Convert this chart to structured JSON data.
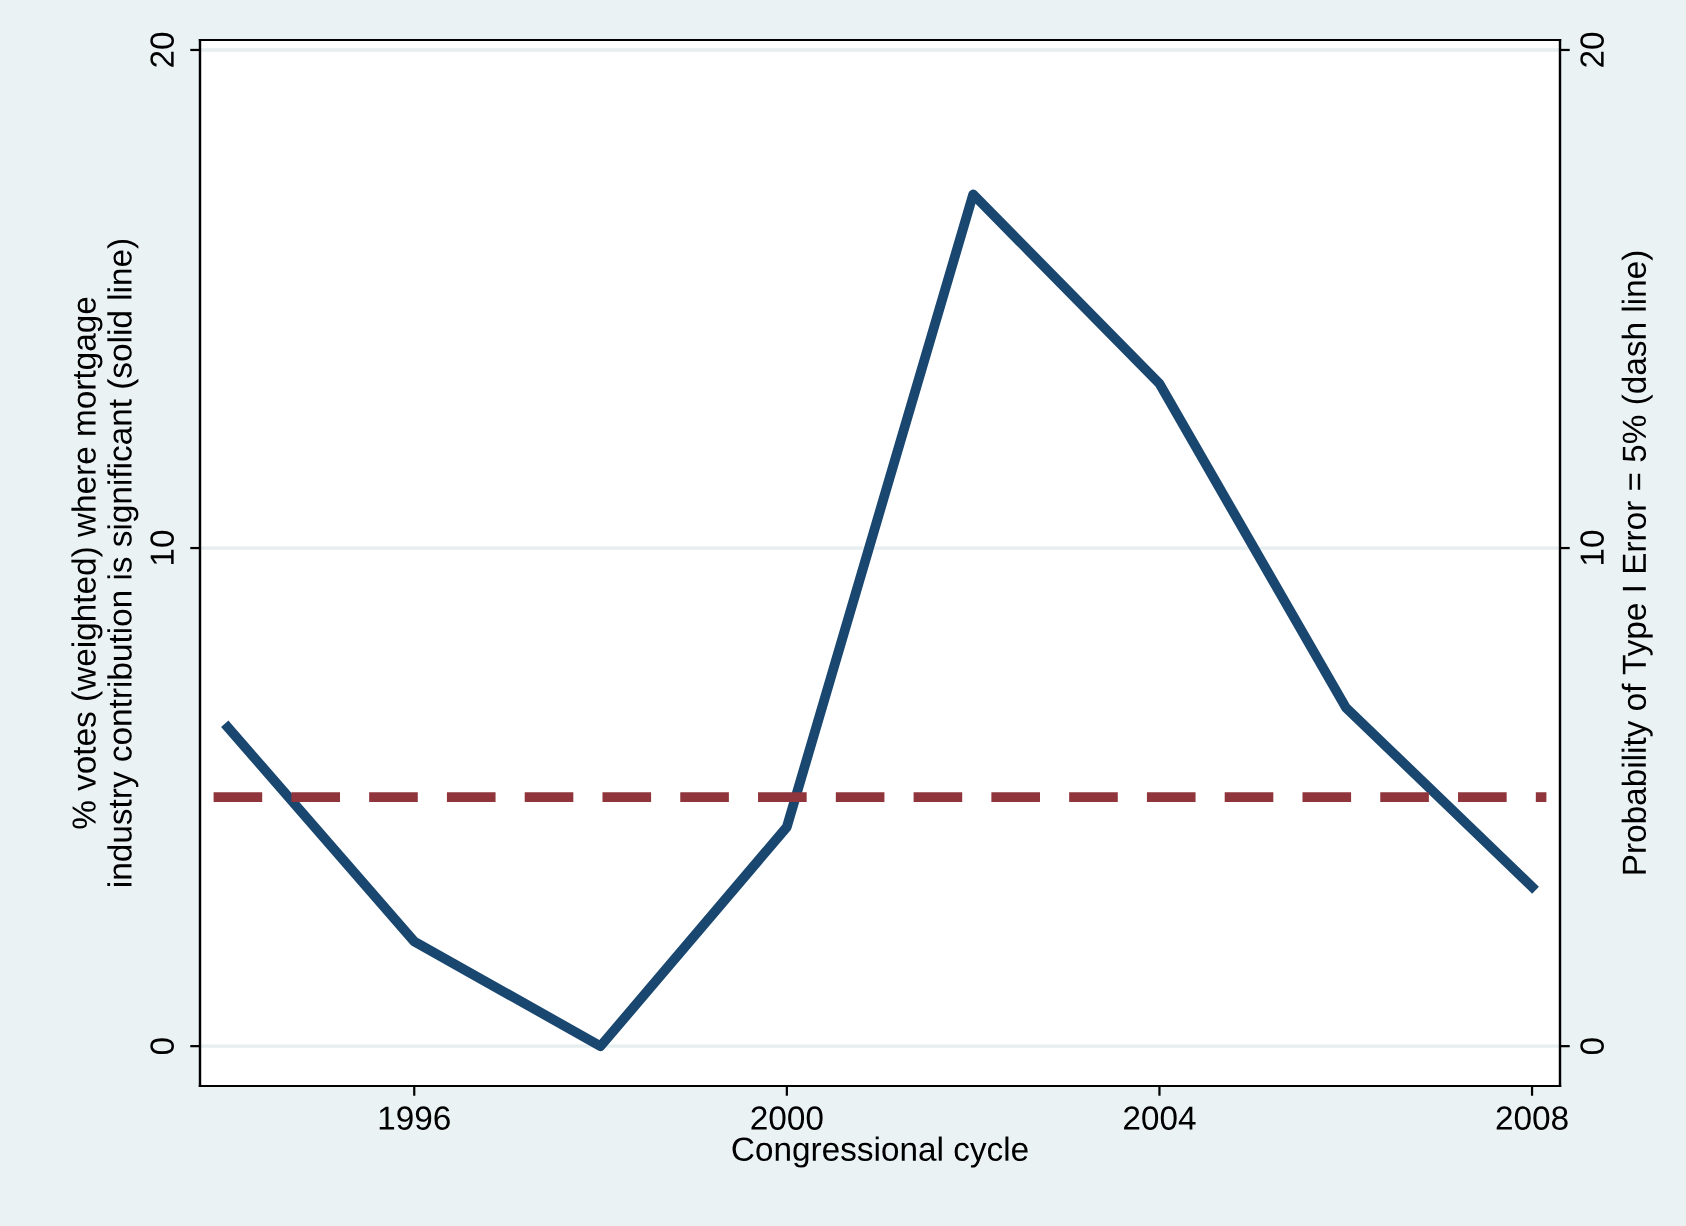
{
  "chart_data": {
    "type": "line",
    "xlabel": "Congressional cycle",
    "ylabel": "% votes (weighted) where mortgage\nindustry contribution is significant (solid line)",
    "y2label": "Probability of Type I Error = 5% (dash line)",
    "x": [
      1994,
      1996,
      1998,
      2000,
      2002,
      2004,
      2006,
      2008
    ],
    "series": [
      {
        "color": "#1a476f",
        "values": [
          6.4,
          2.1,
          0,
          4.4,
          17.1,
          13.3,
          6.8,
          3.2
        ]
      }
    ],
    "ref_lines": [
      {
        "axis": "y2",
        "value": 5,
        "color": "#90353b",
        "line_style": "dashed"
      }
    ],
    "xlim": [
      1993.7,
      2008.3
    ],
    "xticks": [
      1996,
      2000,
      2004,
      2008
    ],
    "ylim": [
      -0.8,
      20.2
    ],
    "yticks": [
      0,
      10,
      20
    ],
    "y2lim": [
      -0.8,
      20.2
    ],
    "y2ticks": [
      0,
      10,
      20
    ],
    "grid": "y",
    "legend": false,
    "marker": "none",
    "line_style": "solid"
  }
}
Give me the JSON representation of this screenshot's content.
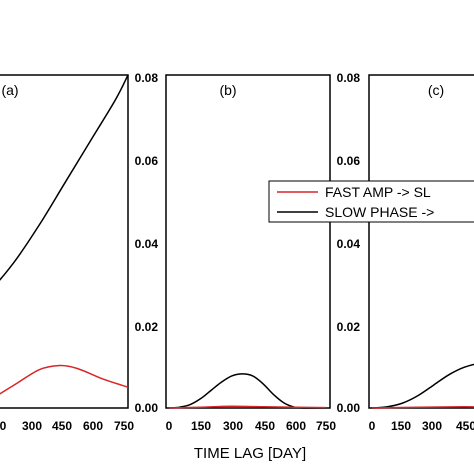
{
  "chart_data": {
    "type": "line",
    "xlabel": "TIME LAG [DAY]",
    "xlim": [
      0,
      750
    ],
    "ylim": [
      0,
      0.08
    ],
    "x_ticks": [
      "0",
      "150",
      "300",
      "450",
      "600",
      "750"
    ],
    "x_ticks_panel_a": [
      "0",
      "300",
      "450",
      "600",
      "750"
    ],
    "y_ticks": [
      "0.00",
      "0.02",
      "0.04",
      "0.06",
      "0.08"
    ],
    "legend": {
      "position": "upper-right of panel c",
      "entries": [
        {
          "label": "FAST AMP -> SL",
          "color": "#d62728"
        },
        {
          "label": "SLOW PHASE ->",
          "color": "#000000"
        }
      ]
    },
    "series_colors": {
      "red": "#d62728",
      "black": "#000000"
    },
    "panels": [
      {
        "label": "(a)",
        "series": [
          {
            "color": "black",
            "x": [
              0,
              100,
              200,
              300,
              400,
              500,
              600,
              700,
              750
            ],
            "y": [
              0.022,
              0.024,
              0.028,
              0.035,
              0.044,
              0.054,
              0.064,
              0.074,
              0.08
            ]
          },
          {
            "color": "red",
            "x": [
              0,
              100,
              200,
              300,
              400,
              480,
              550,
              650,
              750
            ],
            "y": [
              0.0,
              0.0005,
              0.002,
              0.0055,
              0.0092,
              0.0102,
              0.0095,
              0.007,
              0.005
            ]
          }
        ]
      },
      {
        "label": "(b)",
        "series": [
          {
            "color": "black",
            "x": [
              0,
              50,
              100,
              150,
              200,
              250,
              300,
              350,
              400,
              450,
              500,
              550,
              600,
              650,
              700,
              750
            ],
            "y": [
              0.0,
              0.0002,
              0.0008,
              0.0022,
              0.0042,
              0.0062,
              0.0077,
              0.0082,
              0.0077,
              0.0058,
              0.0032,
              0.0012,
              0.0002,
              0.0,
              0.0,
              0.0
            ]
          },
          {
            "color": "red",
            "x": [
              0,
              150,
              300,
              450,
              600,
              750
            ],
            "y": [
              0.0,
              0.0002,
              0.0004,
              0.0003,
              0.0002,
              0.0001
            ]
          }
        ]
      },
      {
        "label": "(c)",
        "series": [
          {
            "color": "black",
            "x": [
              0,
              50,
              100,
              150,
              200,
              250,
              300,
              350,
              400,
              450,
              500
            ],
            "y": [
              0.0,
              0.0003,
              0.0012,
              0.003,
              0.0055,
              0.008,
              0.0098,
              0.0108,
              0.0113,
              0.0117,
              0.012
            ]
          },
          {
            "color": "red",
            "x": [
              0,
              150,
              300,
              450,
              500
            ],
            "y": [
              0.0,
              0.0002,
              0.0003,
              0.0002,
              0.0002
            ]
          }
        ]
      }
    ]
  }
}
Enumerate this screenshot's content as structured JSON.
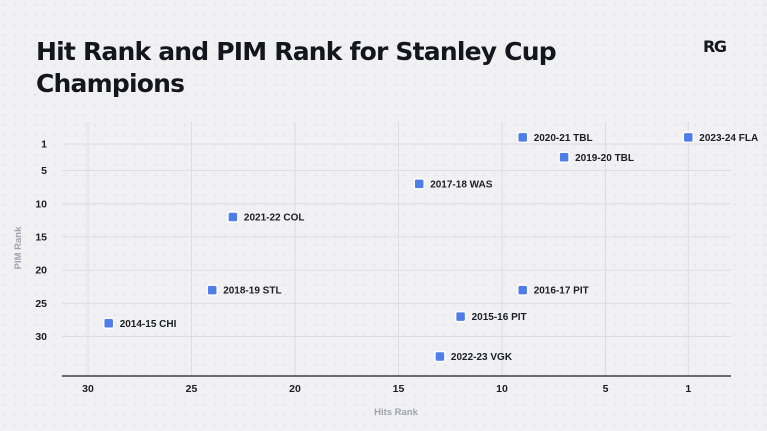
{
  "header": {
    "logo_text": "RG"
  },
  "chart_data": {
    "type": "scatter",
    "title": "Hit Rank and PIM Rank for Stanley Cup Champions",
    "xlabel": "Hits Rank",
    "ylabel": "PIM Rank",
    "xlim": [
      31,
      0.5
    ],
    "ylim": [
      0,
      35
    ],
    "x_reversed": true,
    "y_reversed": true,
    "xticks": [
      30,
      25,
      20,
      15,
      10,
      5,
      1
    ],
    "yticks": [
      1,
      5,
      10,
      15,
      20,
      25,
      30
    ],
    "grid": true,
    "marker_color": "#4f7ee8",
    "points": [
      {
        "label": "2020-21 TBL",
        "x": 9,
        "y": 0
      },
      {
        "label": "2023-24 FLA",
        "x": 1,
        "y": 0
      },
      {
        "label": "2019-20 TBL",
        "x": 7,
        "y": 3
      },
      {
        "label": "2017-18 WAS",
        "x": 14,
        "y": 7
      },
      {
        "label": "2021-22 COL",
        "x": 23,
        "y": 12
      },
      {
        "label": "2018-19 STL",
        "x": 24,
        "y": 23
      },
      {
        "label": "2016-17 PIT",
        "x": 9,
        "y": 23
      },
      {
        "label": "2015-16 PIT",
        "x": 12,
        "y": 27
      },
      {
        "label": "2014-15 CHI",
        "x": 29,
        "y": 28
      },
      {
        "label": "2022-23 VGK",
        "x": 13,
        "y": 33
      }
    ]
  }
}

────────────────────────────────────────

(REQUIREMENT): Give back the whole listing as it stands, minus its pictures.

(EXERCISE RESPONSE):
Convert this chart to structured JSON data.
{
  "chart_data": {
    "type": "line",
    "xlabel": "Congressional cycle",
    "ylabel": "% votes (weighted) where mortgage\nindustry contribution is significant (solid line)",
    "y2label": "Probability of Type I Error = 5% (dash line)",
    "x": [
      1994,
      1996,
      1998,
      2000,
      2002,
      2004,
      2006,
      2008
    ],
    "series": [
      {
        "color": "#1a476f",
        "values": [
          6.4,
          2.1,
          0,
          4.4,
          17.1,
          13.3,
          6.8,
          3.2
        ]
      }
    ],
    "ref_lines": [
      {
        "axis": "y2",
        "value": 5,
        "color": "#90353b",
        "line_style": "dashed"
      }
    ],
    "xlim": [
      1993.7,
      2008.3
    ],
    "xticks": [
      1996,
      2000,
      2004,
      2008
    ],
    "ylim": [
      -0.8,
      20.2
    ],
    "yticks": [
      0,
      10,
      20
    ],
    "y2lim": [
      -0.8,
      20.2
    ],
    "y2ticks": [
      0,
      10,
      20
    ],
    "grid": "y",
    "legend": false,
    "marker": "none",
    "line_style": "solid"
  }
}
Give me the JSON representation of this screenshot's content.
{
  "chart_data": {
    "type": "line",
    "xlabel": "TIME LAG [DAY]",
    "xlim": [
      0,
      750
    ],
    "ylim": [
      0,
      0.08
    ],
    "x_ticks": [
      "0",
      "150",
      "300",
      "450",
      "600",
      "750"
    ],
    "x_ticks_panel_a": [
      "0",
      "300",
      "450",
      "600",
      "750"
    ],
    "y_ticks": [
      "0.00",
      "0.02",
      "0.04",
      "0.06",
      "0.08"
    ],
    "legend": {
      "position": "upper-right of panel c",
      "entries": [
        {
          "label": "FAST AMP -> SL",
          "color": "#d62728"
        },
        {
          "label": "SLOW PHASE ->",
          "color": "#000000"
        }
      ]
    },
    "series_colors": {
      "red": "#d62728",
      "black": "#000000"
    },
    "panels": [
      {
        "label": "(a)",
        "series": [
          {
            "color": "black",
            "x": [
              0,
              100,
              200,
              300,
              400,
              500,
              600,
              700,
              750
            ],
            "y": [
              0.022,
              0.024,
              0.028,
              0.035,
              0.044,
              0.054,
              0.064,
              0.074,
              0.08
            ]
          },
          {
            "color": "red",
            "x": [
              0,
              100,
              200,
              300,
              400,
              480,
              550,
              650,
              750
            ],
            "y": [
              0.0,
              0.0005,
              0.002,
              0.0055,
              0.0092,
              0.0102,
              0.0095,
              0.007,
              0.005
            ]
          }
        ]
      },
      {
        "label": "(b)",
        "series": [
          {
            "color": "black",
            "x": [
              0,
              50,
              100,
              150,
              200,
              250,
              300,
              350,
              400,
              450,
              500,
              550,
              600,
              650,
              700,
              750
            ],
            "y": [
              0.0,
              0.0002,
              0.0008,
              0.0022,
              0.0042,
              0.0062,
              0.0077,
              0.0082,
              0.0077,
              0.0058,
              0.0032,
              0.0012,
              0.0002,
              0.0,
              0.0,
              0.0
            ]
          },
          {
            "color": "red",
            "x": [
              0,
              150,
              300,
              450,
              600,
              750
            ],
            "y": [
              0.0,
              0.0002,
              0.0004,
              0.0003,
              0.0002,
              0.0001
            ]
          }
        ]
      },
      {
        "label": "(c)",
        "series": [
          {
            "color": "black",
            "x": [
              0,
              50,
              100,
              150,
              200,
              250,
              300,
              350,
              400,
              450,
              500
            ],
            "y": [
              0.0,
              0.0003,
              0.0012,
              0.003,
              0.0055,
              0.008,
              0.0098,
              0.0108,
              0.0113,
              0.0117,
              0.012
            ]
          },
          {
            "color": "red",
            "x": [
              0,
              150,
              300,
              450,
              500
            ],
            "y": [
              0.0,
              0.0002,
              0.0003,
              0.0002,
              0.0002
            ]
          }
        ]
      }
    ]
  }
}
Enumerate this screenshot's content as structured JSON.
{
  "header": {
    "logo_text": "RG"
  },
  "chart_data": {
    "type": "scatter",
    "title": "Hit Rank and PIM Rank for Stanley Cup Champions",
    "xlabel": "Hits Rank",
    "ylabel": "PIM Rank",
    "xlim": [
      31,
      0.5
    ],
    "ylim": [
      0,
      35
    ],
    "x_reversed": true,
    "y_reversed": true,
    "xticks": [
      30,
      25,
      20,
      15,
      10,
      5,
      1
    ],
    "yticks": [
      1,
      5,
      10,
      15,
      20,
      25,
      30
    ],
    "grid": true,
    "marker_color": "#4f7ee8",
    "points": [
      {
        "label": "2020-21 TBL",
        "x": 9,
        "y": 0
      },
      {
        "label": "2023-24 FLA",
        "x": 1,
        "y": 0
      },
      {
        "label": "2019-20 TBL",
        "x": 7,
        "y": 3
      },
      {
        "label": "2017-18 WAS",
        "x": 14,
        "y": 7
      },
      {
        "label": "2021-22 COL",
        "x": 23,
        "y": 12
      },
      {
        "label": "2018-19 STL",
        "x": 24,
        "y": 23
      },
      {
        "label": "2016-17 PIT",
        "x": 9,
        "y": 23
      },
      {
        "label": "2015-16 PIT",
        "x": 12,
        "y": 27
      },
      {
        "label": "2014-15 CHI",
        "x": 29,
        "y": 28
      },
      {
        "label": "2022-23 VGK",
        "x": 13,
        "y": 33
      }
    ]
  }
}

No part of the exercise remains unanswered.